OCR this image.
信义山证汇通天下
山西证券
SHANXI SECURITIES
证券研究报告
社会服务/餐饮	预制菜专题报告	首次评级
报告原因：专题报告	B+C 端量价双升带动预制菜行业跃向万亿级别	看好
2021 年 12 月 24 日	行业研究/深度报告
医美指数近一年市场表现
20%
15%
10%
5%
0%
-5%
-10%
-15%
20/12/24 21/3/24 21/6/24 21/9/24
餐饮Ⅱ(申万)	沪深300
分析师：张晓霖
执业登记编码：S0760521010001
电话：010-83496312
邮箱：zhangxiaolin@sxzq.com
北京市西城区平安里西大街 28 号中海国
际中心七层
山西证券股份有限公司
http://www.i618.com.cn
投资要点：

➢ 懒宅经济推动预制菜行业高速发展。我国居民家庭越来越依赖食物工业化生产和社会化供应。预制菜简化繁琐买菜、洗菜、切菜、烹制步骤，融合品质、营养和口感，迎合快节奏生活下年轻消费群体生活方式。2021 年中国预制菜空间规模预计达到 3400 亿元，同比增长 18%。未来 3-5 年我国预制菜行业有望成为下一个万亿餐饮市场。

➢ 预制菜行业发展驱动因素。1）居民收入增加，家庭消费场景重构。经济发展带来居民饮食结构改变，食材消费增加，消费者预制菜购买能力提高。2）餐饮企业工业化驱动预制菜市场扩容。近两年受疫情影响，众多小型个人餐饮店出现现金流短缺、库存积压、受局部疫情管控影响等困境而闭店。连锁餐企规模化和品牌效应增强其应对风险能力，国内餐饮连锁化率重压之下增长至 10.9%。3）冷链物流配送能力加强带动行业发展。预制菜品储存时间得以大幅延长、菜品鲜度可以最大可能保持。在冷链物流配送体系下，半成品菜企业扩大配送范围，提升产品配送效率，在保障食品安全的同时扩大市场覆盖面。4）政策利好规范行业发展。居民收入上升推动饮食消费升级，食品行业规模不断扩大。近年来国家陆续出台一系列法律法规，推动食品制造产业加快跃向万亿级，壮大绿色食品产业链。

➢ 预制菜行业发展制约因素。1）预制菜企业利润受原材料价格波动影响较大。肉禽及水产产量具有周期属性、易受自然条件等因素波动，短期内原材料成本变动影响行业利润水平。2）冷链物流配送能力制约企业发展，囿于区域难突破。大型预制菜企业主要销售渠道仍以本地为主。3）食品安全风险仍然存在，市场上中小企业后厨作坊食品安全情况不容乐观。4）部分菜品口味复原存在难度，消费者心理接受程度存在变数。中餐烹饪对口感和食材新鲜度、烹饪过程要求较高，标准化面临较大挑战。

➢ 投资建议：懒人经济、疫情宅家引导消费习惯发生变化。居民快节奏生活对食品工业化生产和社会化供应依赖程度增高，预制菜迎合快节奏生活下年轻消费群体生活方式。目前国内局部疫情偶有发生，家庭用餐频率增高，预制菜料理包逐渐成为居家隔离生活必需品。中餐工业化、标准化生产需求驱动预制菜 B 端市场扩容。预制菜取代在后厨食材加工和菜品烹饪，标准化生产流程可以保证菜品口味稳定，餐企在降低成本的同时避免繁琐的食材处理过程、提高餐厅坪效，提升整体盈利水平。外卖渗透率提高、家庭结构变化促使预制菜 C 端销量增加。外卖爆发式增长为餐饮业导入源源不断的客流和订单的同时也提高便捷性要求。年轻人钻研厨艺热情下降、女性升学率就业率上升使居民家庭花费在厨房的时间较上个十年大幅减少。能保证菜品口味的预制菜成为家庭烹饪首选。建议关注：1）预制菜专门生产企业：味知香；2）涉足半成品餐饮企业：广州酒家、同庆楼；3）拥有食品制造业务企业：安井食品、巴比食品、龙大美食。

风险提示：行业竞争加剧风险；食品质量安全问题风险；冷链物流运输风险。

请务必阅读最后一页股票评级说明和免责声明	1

_ _ _

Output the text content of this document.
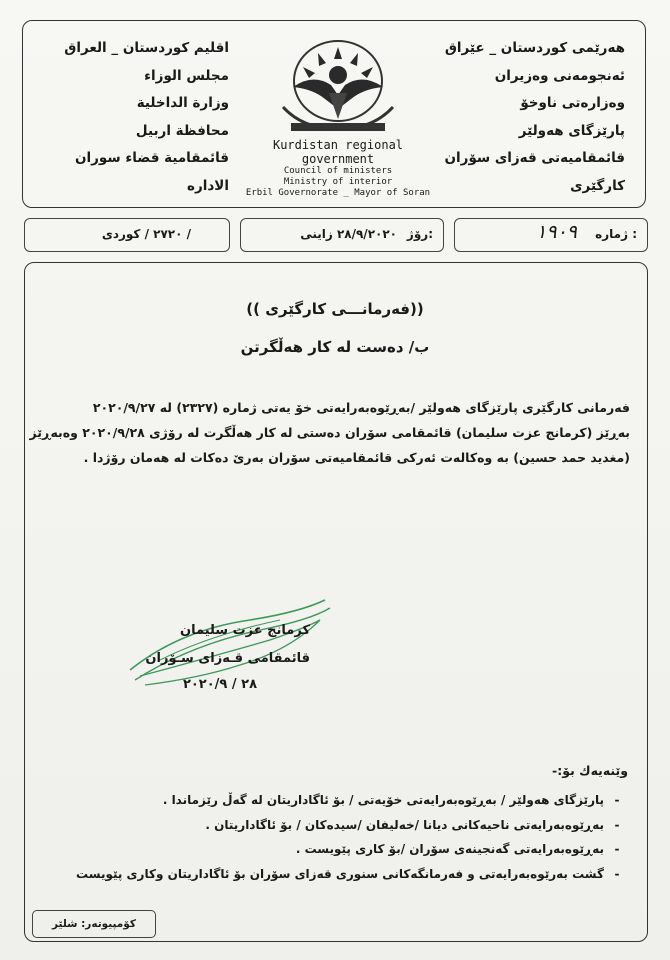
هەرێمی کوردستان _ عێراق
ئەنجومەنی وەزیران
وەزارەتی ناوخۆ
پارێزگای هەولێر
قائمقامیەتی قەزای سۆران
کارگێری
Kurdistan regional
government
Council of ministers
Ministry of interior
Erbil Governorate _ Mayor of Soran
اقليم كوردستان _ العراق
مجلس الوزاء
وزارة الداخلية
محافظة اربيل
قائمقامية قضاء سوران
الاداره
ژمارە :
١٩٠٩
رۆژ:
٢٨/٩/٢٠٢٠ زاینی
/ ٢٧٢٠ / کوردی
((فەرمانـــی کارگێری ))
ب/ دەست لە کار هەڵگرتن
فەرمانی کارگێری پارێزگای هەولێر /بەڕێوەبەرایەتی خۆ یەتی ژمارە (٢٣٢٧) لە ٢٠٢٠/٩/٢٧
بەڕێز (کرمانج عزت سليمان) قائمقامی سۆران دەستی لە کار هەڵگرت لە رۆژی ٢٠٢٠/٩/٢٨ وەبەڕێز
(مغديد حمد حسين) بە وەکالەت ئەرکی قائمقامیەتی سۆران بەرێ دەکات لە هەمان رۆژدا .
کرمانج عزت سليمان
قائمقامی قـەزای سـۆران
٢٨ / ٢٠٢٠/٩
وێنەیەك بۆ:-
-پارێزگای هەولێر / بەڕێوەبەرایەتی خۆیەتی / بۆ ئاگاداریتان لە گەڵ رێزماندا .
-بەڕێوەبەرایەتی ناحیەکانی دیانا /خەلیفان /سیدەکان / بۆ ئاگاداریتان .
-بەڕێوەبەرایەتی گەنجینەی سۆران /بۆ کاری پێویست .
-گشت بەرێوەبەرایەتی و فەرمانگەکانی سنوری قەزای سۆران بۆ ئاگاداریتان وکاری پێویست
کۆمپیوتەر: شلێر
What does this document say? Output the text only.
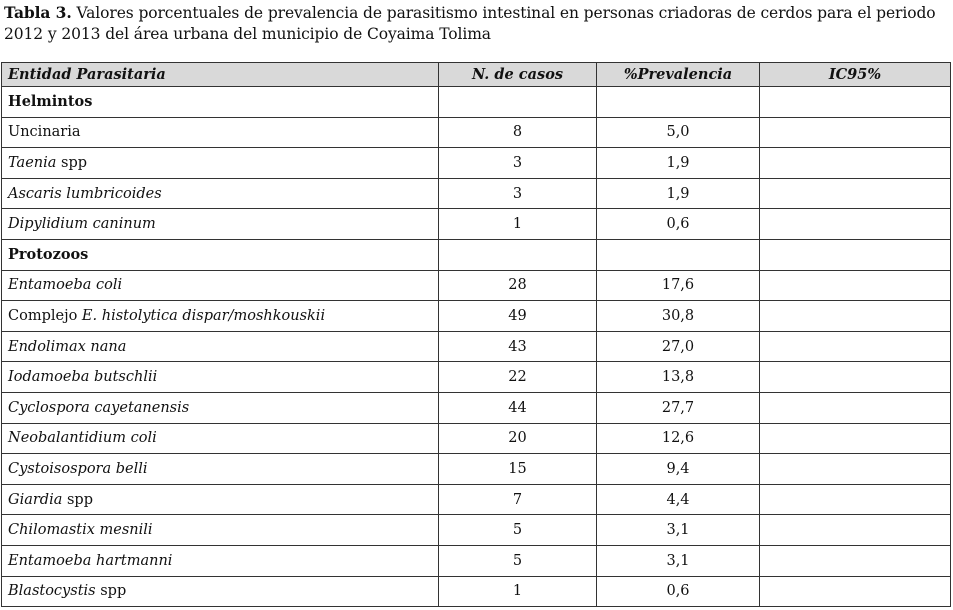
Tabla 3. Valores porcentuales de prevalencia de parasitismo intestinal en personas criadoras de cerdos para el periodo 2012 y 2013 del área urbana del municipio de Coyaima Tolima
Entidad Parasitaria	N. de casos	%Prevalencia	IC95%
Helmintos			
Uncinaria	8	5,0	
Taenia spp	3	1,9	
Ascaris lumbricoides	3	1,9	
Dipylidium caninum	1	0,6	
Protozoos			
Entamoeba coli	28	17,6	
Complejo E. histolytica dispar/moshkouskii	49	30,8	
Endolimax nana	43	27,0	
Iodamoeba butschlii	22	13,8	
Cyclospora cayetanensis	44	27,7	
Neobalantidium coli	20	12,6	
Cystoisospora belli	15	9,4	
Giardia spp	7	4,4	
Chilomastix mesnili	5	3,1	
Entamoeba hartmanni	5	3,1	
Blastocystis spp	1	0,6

_ _ _

Short problem: Of the lines in this listing, report how many contain the string "Entamoeba", and give the number only.

Result for this task: 2